- [Entries with figure data]
————
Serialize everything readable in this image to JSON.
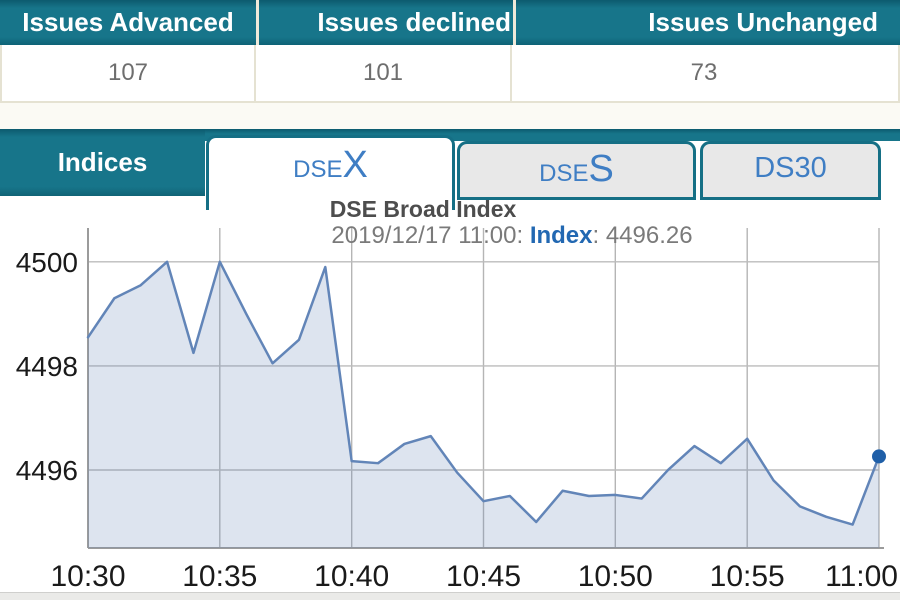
{
  "summary_table": {
    "columns": [
      {
        "header": "Issues Advanced",
        "value": "107"
      },
      {
        "header": "Issues declined",
        "value": "101"
      },
      {
        "header": "Issues Unchanged",
        "value": "73"
      }
    ]
  },
  "indices_panel": {
    "label": "Indices",
    "tabs": [
      {
        "name": "DSEX",
        "prefix": "DSE",
        "suffix": "X",
        "active": true
      },
      {
        "name": "DSES",
        "prefix": "DSE",
        "suffix": "S",
        "active": false
      },
      {
        "name": "DS30",
        "label": "DS30",
        "active": false
      }
    ]
  },
  "chart": {
    "title": "DSE Broad Index",
    "subtitle_prefix": "2019/12/17 11:00: ",
    "subtitle_label": "Index",
    "subtitle_rest": ": 4496.26"
  },
  "chart_data": {
    "type": "area",
    "title": "DSE Broad Index",
    "subtitle": "2019/12/17 11:00: Index: 4496.26",
    "x": [
      "10:30",
      "10:31",
      "10:32",
      "10:33",
      "10:34",
      "10:35",
      "10:36",
      "10:37",
      "10:38",
      "10:39",
      "10:40",
      "10:41",
      "10:42",
      "10:43",
      "10:44",
      "10:45",
      "10:46",
      "10:47",
      "10:48",
      "10:49",
      "10:50",
      "10:51",
      "10:52",
      "10:53",
      "10:54",
      "10:55",
      "10:56",
      "10:57",
      "10:58",
      "10:59",
      "11:00"
    ],
    "values": [
      4498.55,
      4499.3,
      4499.55,
      4500.0,
      4498.25,
      4500.0,
      4499.0,
      4498.05,
      4498.5,
      4499.9,
      4496.17,
      4496.13,
      4496.5,
      4496.65,
      4495.95,
      4495.4,
      4495.5,
      4495.0,
      4495.6,
      4495.5,
      4495.52,
      4495.45,
      4496.0,
      4496.46,
      4496.13,
      4496.6,
      4495.8,
      4495.3,
      4495.1,
      4494.95,
      4496.26
    ],
    "xticks": [
      "10:30",
      "10:35",
      "10:40",
      "10:45",
      "10:50",
      "10:55",
      "11:00"
    ],
    "yticks": [
      4496,
      4498,
      4500
    ],
    "ylim": [
      4494.5,
      4500.65
    ],
    "xlabel": "",
    "ylabel": "",
    "grid": true,
    "legend_position": "none",
    "line_color": "#6285b8",
    "fill_color": "rgba(98,133,184,0.22)",
    "marker_color": "#1f5fa8",
    "last_point": {
      "x": "11:00",
      "y": 4496.26
    }
  },
  "colors": {
    "teal": "#17758a",
    "teal_dark": "#0c5a6e",
    "tab_text_blue": "#3f7ec4",
    "index_label_blue": "#2268b2",
    "header_text": "#ffffff",
    "value_text": "#6e6e6e",
    "grid_line": "#bcbcbc",
    "axis_line": "#9b9b9b"
  }
}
————
- [Aim of the task]
Every line of text is to be repeated exactly; pictures are left out.

- [The reply]
Serialize everything readable in this image to JSON.
{
  "summary_table": {
    "columns": [
      {
        "header": "Issues Advanced",
        "value": "107"
      },
      {
        "header": "Issues declined",
        "value": "101"
      },
      {
        "header": "Issues Unchanged",
        "value": "73"
      }
    ]
  },
  "indices_panel": {
    "label": "Indices",
    "tabs": [
      {
        "name": "DSEX",
        "prefix": "DSE",
        "suffix": "X",
        "active": true
      },
      {
        "name": "DSES",
        "prefix": "DSE",
        "suffix": "S",
        "active": false
      },
      {
        "name": "DS30",
        "label": "DS30",
        "active": false
      }
    ]
  },
  "chart": {
    "title": "DSE Broad Index",
    "subtitle_prefix": "2019/12/17 11:00: ",
    "subtitle_label": "Index",
    "subtitle_rest": ": 4496.26"
  },
  "chart_data": {
    "type": "area",
    "title": "DSE Broad Index",
    "subtitle": "2019/12/17 11:00: Index: 4496.26",
    "x": [
      "10:30",
      "10:31",
      "10:32",
      "10:33",
      "10:34",
      "10:35",
      "10:36",
      "10:37",
      "10:38",
      "10:39",
      "10:40",
      "10:41",
      "10:42",
      "10:43",
      "10:44",
      "10:45",
      "10:46",
      "10:47",
      "10:48",
      "10:49",
      "10:50",
      "10:51",
      "10:52",
      "10:53",
      "10:54",
      "10:55",
      "10:56",
      "10:57",
      "10:58",
      "10:59",
      "11:00"
    ],
    "values": [
      4498.55,
      4499.3,
      4499.55,
      4500.0,
      4498.25,
      4500.0,
      4499.0,
      4498.05,
      4498.5,
      4499.9,
      4496.17,
      4496.13,
      4496.5,
      4496.65,
      4495.95,
      4495.4,
      4495.5,
      4495.0,
      4495.6,
      4495.5,
      4495.52,
      4495.45,
      4496.0,
      4496.46,
      4496.13,
      4496.6,
      4495.8,
      4495.3,
      4495.1,
      4494.95,
      4496.26
    ],
    "xticks": [
      "10:30",
      "10:35",
      "10:40",
      "10:45",
      "10:50",
      "10:55",
      "11:00"
    ],
    "yticks": [
      4496,
      4498,
      4500
    ],
    "ylim": [
      4494.5,
      4500.65
    ],
    "xlabel": "",
    "ylabel": "",
    "grid": true,
    "legend_position": "none",
    "line_color": "#6285b8",
    "fill_color": "rgba(98,133,184,0.22)",
    "marker_color": "#1f5fa8",
    "last_point": {
      "x": "11:00",
      "y": 4496.26
    }
  },
  "colors": {
    "teal": "#17758a",
    "teal_dark": "#0c5a6e",
    "tab_text_blue": "#3f7ec4",
    "index_label_blue": "#2268b2",
    "header_text": "#ffffff",
    "value_text": "#6e6e6e",
    "grid_line": "#bcbcbc",
    "axis_line": "#9b9b9b"
  }
}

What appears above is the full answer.